## WHAT IS EXPECTED:
Report every line in the listing that contains the string "phương".
::: LISTED ENTRIES :::
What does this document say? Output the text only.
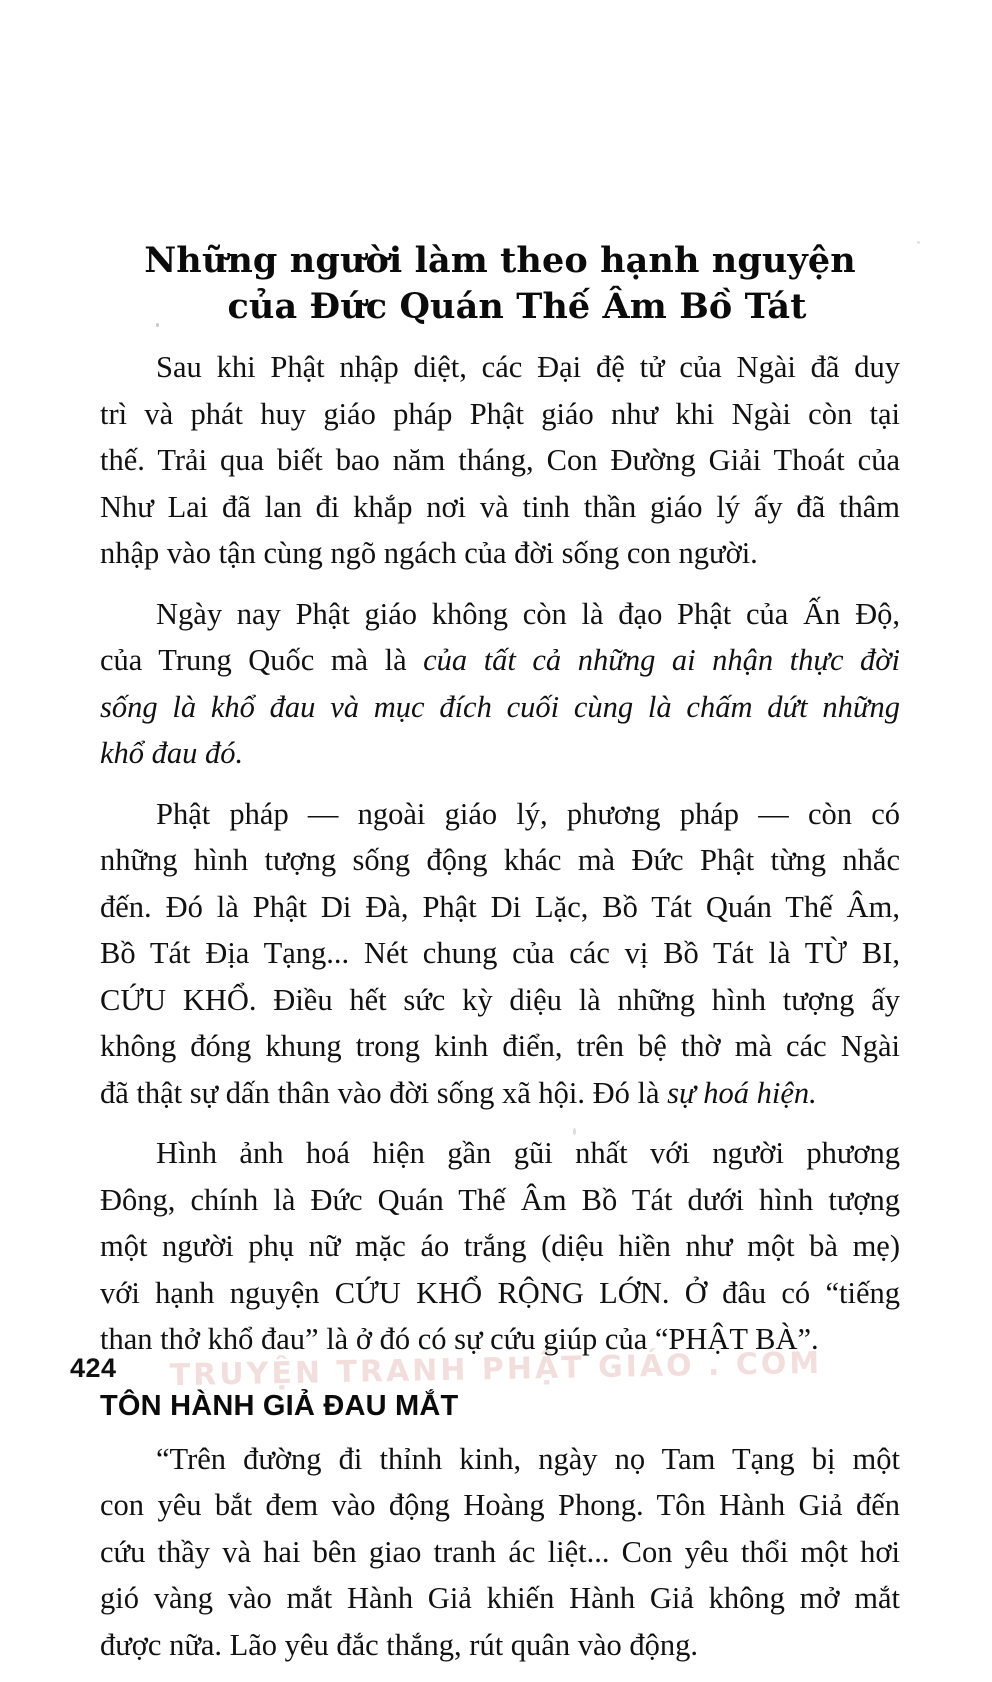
Những người làm theo hạnh nguyện
của Đức Quán Thế Âm Bồ Tát

Sau khi Phật nhập diệt, các Đại đệ tử của Ngài đã duy
trì và phát huy giáo pháp Phật giáo như khi Ngài còn tại
thế. Trải qua biết bao năm tháng, Con Đường Giải Thoát của
Như Lai đã lan đi khắp nơi và tinh thần giáo lý ấy đã thâm
nhập vào tận cùng ngõ ngách của đời sống con người.

Ngày nay Phật giáo không còn là đạo Phật của Ấn Độ,
của Trung Quốc mà là của tất cả những ai nhận thực đời
sống là khổ đau và mục đích cuối cùng là chấm dứt những
khổ đau đó.

Phật pháp — ngoài giáo lý, phương pháp — còn có
những hình tượng sống động khác mà Đức Phật từng nhắc
đến. Đó là Phật Di Đà, Phật Di Lặc, Bồ Tát Quán Thế Âm,
Bồ Tát Địa Tạng... Nét chung của các vị Bồ Tát là TỪ BI,
CỨU KHỔ. Điều hết sức kỳ diệu là những hình tượng ấy
không đóng khung trong kinh điển, trên bệ thờ mà các Ngài
đã thật sự dấn thân vào đời sống xã hội. Đó là sự hoá hiện.

Hình ảnh hoá hiện gần gũi nhất với người phương
Đông, chính là Đức Quán Thế Âm Bồ Tát dưới hình tượng
một người phụ nữ mặc áo trắng (diệu hiền như một bà mẹ)
với hạnh nguyện CỨU KHỔ RỘNG LỚN. Ở đâu có “tiếng
than thở khổ đau” là ở đó có sự cứu giúp của “PHẬT BÀ”.

TÔN HÀNH GIẢ ĐAU MẮT

“Trên đường đi thỉnh kinh, ngày nọ Tam Tạng bị một
con yêu bắt đem vào động Hoàng Phong. Tôn Hành Giả đến
cứu thầy và hai bên giao tranh ác liệt... Con yêu thổi một hơi
gió vàng vào mắt Hành Giả khiến Hành Giả không mở mắt
được nữa. Lão yêu đắc thắng, rút quân vào động.

424	TRUYỆN TRANH PHẬT GIÁO . COM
:::
## EXERCISE ANSWER:
Phật pháp — ngoài giáo lý, phương pháp — còn có
Hình ảnh hoá hiện gần gũi nhất với người phương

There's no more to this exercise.